ИСХОДНЫЙ ТЕКСТ:
________

Муса — татарин, хотя и каторжник, но под присягой, которую мусульмане вообще сильно уважают, объявил, что осужденный и свыше всякого описания несчастный, он поступил в сыщи­ки к полицейскому офицеру Ваалу Лоладзе, который обещал выхлопотать ему свободу, дать 2 тысячи рублей, а самому получить чин, если откроются убийцы Н. Андреевской. Муса пролежал пятнадцать дней в госпитале с другими, точно так же посторонний, выпытывающими, вымучивающими у Габисония его сознание. Он приставал к Габисония целых четыре дня. Для добытия истины употреблялось и вино. При докторе Маркарове Лоладзе вынул из собственного кошелька 60 копеек на спаивание, но оно не удалось.

Тогда приступлено было к простому сочинению пока­зания Габисония. Муса боялся присяги, его уверили, что он при­сягать не будет. Лоладзе учил Мусу, что показывать, и Муса по­вторял за ним те же слова, затем был род домашнего экзамена при старшем полицеймейстере Беллике. Наконец, показание, сочи­ненное и лживое, было облечено в форму следственного протокола.

Впоследствии Муса хотел взять назад свое показание, но он удер­жан был следователем с проседью, который ему посоветовал дер­жаться старого, а то ему будет жестокое наказание.

Каторжнику можно было не верить, но вот в чем особенность его показания: оно находит множество неожиданных подтвержде­ний с той стороны, с которой их трудно было ожидать, а именно от доктора Маркарова и старшего полицеймейстера Беллика, после которых нам остается только последовать примеру окружного суда и признать все то правдой, что говорил Муса. Оба они наивно и без того, чтобы совесть их мучила, участвовали с Лоладзе в пред­варительной обработке подсудимых и выпытывании от них созна­ния, не подозревая ничего в том дурного, думая, что делают доб­рое дело и способствуют правосудию.

________

ФРАГМЕНТЫ ЗАПИСЕЙ:
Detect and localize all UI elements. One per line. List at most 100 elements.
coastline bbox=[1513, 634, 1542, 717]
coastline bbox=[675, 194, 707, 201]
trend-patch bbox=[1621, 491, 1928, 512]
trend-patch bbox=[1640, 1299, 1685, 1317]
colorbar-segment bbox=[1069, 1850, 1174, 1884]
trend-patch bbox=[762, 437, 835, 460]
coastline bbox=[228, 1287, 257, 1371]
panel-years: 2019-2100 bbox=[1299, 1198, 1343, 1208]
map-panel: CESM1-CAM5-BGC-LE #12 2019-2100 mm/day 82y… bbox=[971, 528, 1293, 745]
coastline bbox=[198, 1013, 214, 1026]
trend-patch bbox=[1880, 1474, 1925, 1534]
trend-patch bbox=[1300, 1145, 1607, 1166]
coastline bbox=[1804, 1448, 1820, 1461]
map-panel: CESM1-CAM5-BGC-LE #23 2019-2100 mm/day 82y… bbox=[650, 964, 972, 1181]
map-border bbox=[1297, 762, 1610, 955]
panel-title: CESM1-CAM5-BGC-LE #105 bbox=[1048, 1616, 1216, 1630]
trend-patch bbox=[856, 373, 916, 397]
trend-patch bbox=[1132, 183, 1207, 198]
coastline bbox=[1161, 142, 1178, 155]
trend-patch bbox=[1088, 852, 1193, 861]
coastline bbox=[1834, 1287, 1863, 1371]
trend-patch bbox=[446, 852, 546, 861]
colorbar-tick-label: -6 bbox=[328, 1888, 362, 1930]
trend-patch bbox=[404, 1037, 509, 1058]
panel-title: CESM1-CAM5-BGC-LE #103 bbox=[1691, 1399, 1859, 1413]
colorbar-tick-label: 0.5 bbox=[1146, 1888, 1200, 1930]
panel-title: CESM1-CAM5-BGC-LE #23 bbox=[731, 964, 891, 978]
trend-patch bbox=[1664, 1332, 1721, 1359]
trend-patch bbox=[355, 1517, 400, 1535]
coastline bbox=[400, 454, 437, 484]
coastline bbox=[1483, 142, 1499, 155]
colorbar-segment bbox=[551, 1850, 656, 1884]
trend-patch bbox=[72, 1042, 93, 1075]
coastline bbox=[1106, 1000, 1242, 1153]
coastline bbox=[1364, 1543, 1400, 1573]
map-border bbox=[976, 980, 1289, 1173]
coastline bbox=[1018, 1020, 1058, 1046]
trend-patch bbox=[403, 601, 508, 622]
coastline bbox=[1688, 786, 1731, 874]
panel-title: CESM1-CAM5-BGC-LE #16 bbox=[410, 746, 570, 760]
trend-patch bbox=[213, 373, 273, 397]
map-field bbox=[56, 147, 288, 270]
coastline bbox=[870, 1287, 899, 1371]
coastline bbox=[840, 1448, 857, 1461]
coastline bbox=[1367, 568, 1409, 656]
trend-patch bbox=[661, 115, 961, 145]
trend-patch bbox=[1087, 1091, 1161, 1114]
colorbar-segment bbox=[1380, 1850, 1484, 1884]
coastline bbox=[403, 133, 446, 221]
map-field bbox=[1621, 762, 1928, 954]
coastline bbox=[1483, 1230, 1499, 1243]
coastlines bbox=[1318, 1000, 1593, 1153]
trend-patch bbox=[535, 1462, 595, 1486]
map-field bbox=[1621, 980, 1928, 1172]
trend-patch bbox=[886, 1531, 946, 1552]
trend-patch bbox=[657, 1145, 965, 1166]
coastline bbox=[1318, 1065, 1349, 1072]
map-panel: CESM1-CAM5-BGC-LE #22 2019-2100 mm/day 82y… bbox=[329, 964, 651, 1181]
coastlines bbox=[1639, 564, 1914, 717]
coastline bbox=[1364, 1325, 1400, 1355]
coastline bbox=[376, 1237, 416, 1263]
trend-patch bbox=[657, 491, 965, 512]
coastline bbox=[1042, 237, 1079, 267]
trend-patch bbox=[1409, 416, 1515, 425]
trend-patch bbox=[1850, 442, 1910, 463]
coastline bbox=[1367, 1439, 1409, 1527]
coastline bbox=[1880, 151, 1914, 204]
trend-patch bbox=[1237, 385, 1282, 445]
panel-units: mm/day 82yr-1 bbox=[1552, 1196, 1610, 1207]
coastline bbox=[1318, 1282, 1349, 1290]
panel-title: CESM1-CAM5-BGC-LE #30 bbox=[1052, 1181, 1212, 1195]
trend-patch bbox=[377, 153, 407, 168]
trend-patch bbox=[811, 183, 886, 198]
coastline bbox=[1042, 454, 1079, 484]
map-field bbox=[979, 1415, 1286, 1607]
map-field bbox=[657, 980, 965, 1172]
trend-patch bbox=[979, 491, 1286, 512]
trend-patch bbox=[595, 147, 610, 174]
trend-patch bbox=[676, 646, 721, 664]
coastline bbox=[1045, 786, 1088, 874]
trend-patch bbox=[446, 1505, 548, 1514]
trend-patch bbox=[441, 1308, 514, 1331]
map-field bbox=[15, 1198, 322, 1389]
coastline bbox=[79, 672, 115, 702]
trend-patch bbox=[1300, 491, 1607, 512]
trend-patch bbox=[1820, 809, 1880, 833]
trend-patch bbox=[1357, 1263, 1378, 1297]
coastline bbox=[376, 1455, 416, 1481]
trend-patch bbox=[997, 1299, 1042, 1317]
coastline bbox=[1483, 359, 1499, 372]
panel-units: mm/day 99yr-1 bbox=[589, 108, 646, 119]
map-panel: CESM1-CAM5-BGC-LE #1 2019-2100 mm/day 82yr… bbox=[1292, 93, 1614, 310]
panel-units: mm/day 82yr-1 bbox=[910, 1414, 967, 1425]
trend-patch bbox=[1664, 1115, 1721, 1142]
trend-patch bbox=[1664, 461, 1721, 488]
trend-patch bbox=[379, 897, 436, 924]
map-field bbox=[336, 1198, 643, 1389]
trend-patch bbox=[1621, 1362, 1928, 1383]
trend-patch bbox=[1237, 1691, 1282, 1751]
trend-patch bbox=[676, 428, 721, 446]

________

ЧТО СДЕЛАТЬ:
1. Ответьте на вопросы по тексту о показании Мусы.
(a) Сколько дней Муса пролежал в госпитале?
(b) Какую сумму Лоладзе вынул из собственного кошелька на спаивание?
(c) Кто удержал Мусу, когда тот хотел взять назад свое показание?
2. Продолжите текст о показании Мусы с места, на котором он заканчивается.
Записи никак не связаны с текстом о показании Мусы.

ОТВЕТЫ К ЗАДАНИЯМ:
1.
(a) Пятнадцать дней.
(b) 60 копеек.
(c) Следователь с проседью.

2.
Доктор Маркаров не сознается, что он мучил голодом Габисония, чтобы вымучить сознание, как то прямо удостоверяет Мурад-Али-оглы, но сознается, что он, доктор, не в видах лечения, а в видах наказания за непослушание посадил этого Лазаря, на котором, как видите, только кожа да кости, на полпорции, то есть все-таки морил голодом. Этот же доктор Маркаров открыл ту зна­менитую царапину на груди, которая как рана уже не признана, но превращена в улику, вышла даже как улика в решении суда. Этот же доктор Маркаров помогал Лоладзе не выписывать, как сам говорит, из лазарета Мусу и Мурада и обязательно команди­ровал своего солдата в кабак за вином, чтобы напоить, да напоить Габисония, и в пьяном виде заставить его сознаться. К доверше­нию красивой картины прибавлю, что есть в деле вещественное доказательство, а именно письмо ищейки Церетели к доктору Маркарову: «Мой милостивый барин, который приказал написать от­носительно дела, как расскажет Габисония»… Это письмо обнару­живает, что, подобно Цинамзгварову, он счел совместимыми обя­занности доктора с ролью добровольца-разыщика, несчастный че­ловек, а не доктор! К чести русской медицины, я надеюсь, что мало найдется людей, которые решились бы на такое явное забве­ние обязанностей своего звания и искусства.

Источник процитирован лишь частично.